WHAT YOU NEED TO DO -> Below are some records; return each one exactly.

RECORD EXCERPTS ->
┌──
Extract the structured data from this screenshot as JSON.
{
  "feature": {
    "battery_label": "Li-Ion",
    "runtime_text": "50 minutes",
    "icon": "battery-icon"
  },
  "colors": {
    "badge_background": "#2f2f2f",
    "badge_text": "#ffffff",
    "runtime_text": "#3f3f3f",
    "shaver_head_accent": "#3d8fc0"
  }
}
└──
PROBLEM SOLUTION ->
Extract the structured data from this screenshot as JSON.
{
  "feature": {
    "battery_label": "Li-Ion",
    "runtime_text": "50 minutes",
    "icon": "battery-icon"
  },
  "colors": {
    "badge_background": "#2f2f2f",
    "badge_text": "#ffffff",
    "runtime_text": "#3f3f3f",
    "shaver_head_accent": "#3d8fc0"
  }
}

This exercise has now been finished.